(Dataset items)
%%
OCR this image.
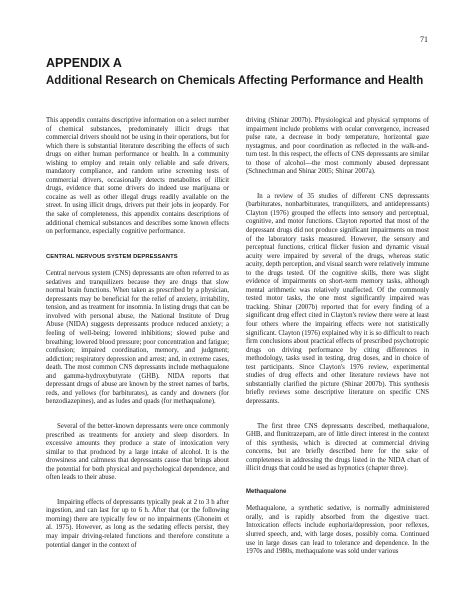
71
APPENDIX A
Additional Research on Chemicals Affecting Performance and Health

This appendix contains descriptive information on a select number of chemical substances, predominately illicit drugs that commercial drivers should not be using in their operations, but for which there is substantial literature describing the effects of such drugs on either human performance or health. In a community wishing to employ and retain only reliable and safe drivers, mandatory compliance, and random urine screening tests of commercial drivers, occasionally detects metabolites of illicit drugs, evidence that some drivers do indeed use marijuana or cocaine as well as other illegal drugs readily available on the street. In using illicit drugs, drivers put their jobs in jeopardy. For the sake of completeness, this appendix contains descriptions of additional chemical substances and describes some known effects on performance, especially cognitive performance.

CENTRAL NERVOUS SYSTEM DEPRESSANTS

Central nervous system (CNS) depressants are often referred to as sedatives and tranquilizers because they are drugs that slow normal brain functions. When taken as prescribed by a physician, depressants may be beneficial for the relief of anxiety, irritability, tension, and as treatment for insomnia. In listing drugs that can be involved with personal abuse, the National Institute of Drug Abuse (NIDA) suggests depressants produce reduced anxiety; a feeling of well-being; lowered inhibitions; slowed pulse and breathing; lowered blood pressure; poor concentration and fatigue; confusion; impaired coordination, memory, and judgment; addiction; respiratory depression and arrest; and, in extreme cases, death. The most common CNS depressants include methaqualone and gamma-hydroxybutyrate (GHB). NIDA reports that depressant drugs of abuse are known by the street names of barbs, reds, and yellows (for barbiturates), as candy and downers (for benzodiazepines), and as ludes and quads (for methaqualone).

Several of the better-known depressants were once commonly prescribed as treatments for anxiety and sleep disorders. In excessive amounts they produce a state of intoxication very similar to that produced by a large intake of alcohol. It is the drowsiness and calmness that depressants cause that brings about the potential for both physical and psychological dependence, and often leads to their abuse.

Impairing effects of depressants typically peak at 2 to 3 h after ingestion, and can last for up to 6 h. After that (or the following morning) there are typically few or no impairments (Ghoneim et al. 1975). However, as long as the sedating effects persist, they may impair driving-related functions and therefore constitute a potential danger in the context of

driving (Shinar 2007b). Physiological and physical symptoms of impairment include problems with ocular convergence, increased pulse rate, a decrease in body temperature, horizontal gaze nystagmus, and poor coordination as reflected in the walk-and-turn test. In this respect, the effects of CNS depressants are similar to those of alcohol—the most commonly abused depressant (Schnechtman and Shinar 2005; Shinar 2007a).

In a review of 35 studies of different CNS depressants (barbiturates, nonbarbiturates, tranquilizers, and antidepressants) Clayton (1976) grouped the effects into sensory and perceptual, cognitive, and motor functions. Clayton reported that most of the depressant drugs did not produce significant impairments on most of the laboratory tasks measured. However, the sensory and perceptual functions, critical flicker fusion and dynamic visual acuity were impaired by several of the drugs, whereas static acuity, depth perception, and visual search were relatively immune to the drugs tested. Of the cognitive skills, there was slight evidence of impairments on short-term memory tasks, although mental arithmetic was relatively unaffected. Of the commonly tested motor tasks, the one most significantly impaired was tracking. Shinar (2007b) reported that for every finding of a significant drug effect cited in Clayton's review there were at least four others where the impairing effects were not statistically significant. Clayton (1976) explained why it is so difficult to reach firm conclusions about practical effects of prescribed psychotropic drugs on driving performance by citing differences in methodology, tasks used in testing, drug doses, and in choice of test participants. Since Clayton's 1976 review, experimental studies of drug effects and other literature reviews have not substantially clarified the picture (Shinar 2007b). This synthesis briefly reviews some descriptive literature on specific CNS depressants.

The first three CNS depressants described, methaqualone, GHB, and flunitrazepam, are of little direct interest in the context of this synthesis, which is directed at commercial driving concerns, but are briefly described here for the sake of completeness in addressing the drugs listed in the NIDA chart of illicit drugs that could be used as hypnotics (chapter three).

Methaqualone

Methaqualone, a synthetic sedative, is normally administered orally, and is rapidly absorbed from the digestive tract. Intoxication effects include euphoria/depression, poor reflexes, slurred speech, and, with large doses, possibly coma. Continued use in large doses can lead to tolerance and dependence. In the 1970s and 1980s, methaqualone was sold under various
%%
* **Problem requirements**:
Every line of the material is to be quoted exactly, with no pictures carried over.

* **Expected output**:
OCR this image.
71
APPENDIX A
Additional Research on Chemicals Affecting Performance and Health

This appendix contains descriptive information on a select number of chemical substances, predominately illicit drugs that commercial drivers should not be using in their operations, but for which there is substantial literature describing the effects of such drugs on either human performance or health. In a community wishing to employ and retain only reliable and safe drivers, mandatory compliance, and random urine screening tests of commercial drivers, occasionally detects metabolites of illicit drugs, evidence that some drivers do indeed use marijuana or cocaine as well as other illegal drugs readily available on the street. In using illicit drugs, drivers put their jobs in jeopardy. For the sake of completeness, this appendix contains descriptions of additional chemical substances and describes some known effects on performance, especially cognitive performance.

CENTRAL NERVOUS SYSTEM DEPRESSANTS

Central nervous system (CNS) depressants are often referred to as sedatives and tranquilizers because they are drugs that slow normal brain functions. When taken as prescribed by a physician, depressants may be beneficial for the relief of anxiety, irritability, tension, and as treatment for insomnia. In listing drugs that can be involved with personal abuse, the National Institute of Drug Abuse (NIDA) suggests depressants produce reduced anxiety; a feeling of well-being; lowered inhibitions; slowed pulse and breathing; lowered blood pressure; poor concentration and fatigue; confusion; impaired coordination, memory, and judgment; addiction; respiratory depression and arrest; and, in extreme cases, death. The most common CNS depressants include methaqualone and gamma-hydroxybutyrate (GHB). NIDA reports that depressant drugs of abuse are known by the street names of barbs, reds, and yellows (for barbiturates), as candy and downers (for benzodiazepines), and as ludes and quads (for methaqualone).

Several of the better-known depressants were once commonly prescribed as treatments for anxiety and sleep disorders. In excessive amounts they produce a state of intoxication very similar to that produced by a large intake of alcohol. It is the drowsiness and calmness that depressants cause that brings about the potential for both physical and psychological dependence, and often leads to their abuse.

Impairing effects of depressants typically peak at 2 to 3 h after ingestion, and can last for up to 6 h. After that (or the following morning) there are typically few or no impairments (Ghoneim et al. 1975). However, as long as the sedating effects persist, they may impair driving-related functions and therefore constitute a potential danger in the context of

driving (Shinar 2007b). Physiological and physical symptoms of impairment include problems with ocular convergence, increased pulse rate, a decrease in body temperature, horizontal gaze nystagmus, and poor coordination as reflected in the walk-and-turn test. In this respect, the effects of CNS depressants are similar to those of alcohol—the most commonly abused depressant (Schnechtman and Shinar 2005; Shinar 2007a).

In a review of 35 studies of different CNS depressants (barbiturates, nonbarbiturates, tranquilizers, and antidepressants) Clayton (1976) grouped the effects into sensory and perceptual, cognitive, and motor functions. Clayton reported that most of the depressant drugs did not produce significant impairments on most of the laboratory tasks measured. However, the sensory and perceptual functions, critical flicker fusion and dynamic visual acuity were impaired by several of the drugs, whereas static acuity, depth perception, and visual search were relatively immune to the drugs tested. Of the cognitive skills, there was slight evidence of impairments on short-term memory tasks, although mental arithmetic was relatively unaffected. Of the commonly tested motor tasks, the one most significantly impaired was tracking. Shinar (2007b) reported that for every finding of a significant drug effect cited in Clayton's review there were at least four others where the impairing effects were not statistically significant. Clayton (1976) explained why it is so difficult to reach firm conclusions about practical effects of prescribed psychotropic drugs on driving performance by citing differences in methodology, tasks used in testing, drug doses, and in choice of test participants. Since Clayton's 1976 review, experimental studies of drug effects and other literature reviews have not substantially clarified the picture (Shinar 2007b). This synthesis briefly reviews some descriptive literature on specific CNS depressants.

The first three CNS depressants described, methaqualone, GHB, and flunitrazepam, are of little direct interest in the context of this synthesis, which is directed at commercial driving concerns, but are briefly described here for the sake of completeness in addressing the drugs listed in the NIDA chart of illicit drugs that could be used as hypnotics (chapter three).

Methaqualone

Methaqualone, a synthetic sedative, is normally administered orally, and is rapidly absorbed from the digestive tract. Intoxication effects include euphoria/depression, poor reflexes, slurred speech, and, with large doses, possibly coma. Continued use in large doses can lead to tolerance and dependence. In the 1970s and 1980s, methaqualone was sold under various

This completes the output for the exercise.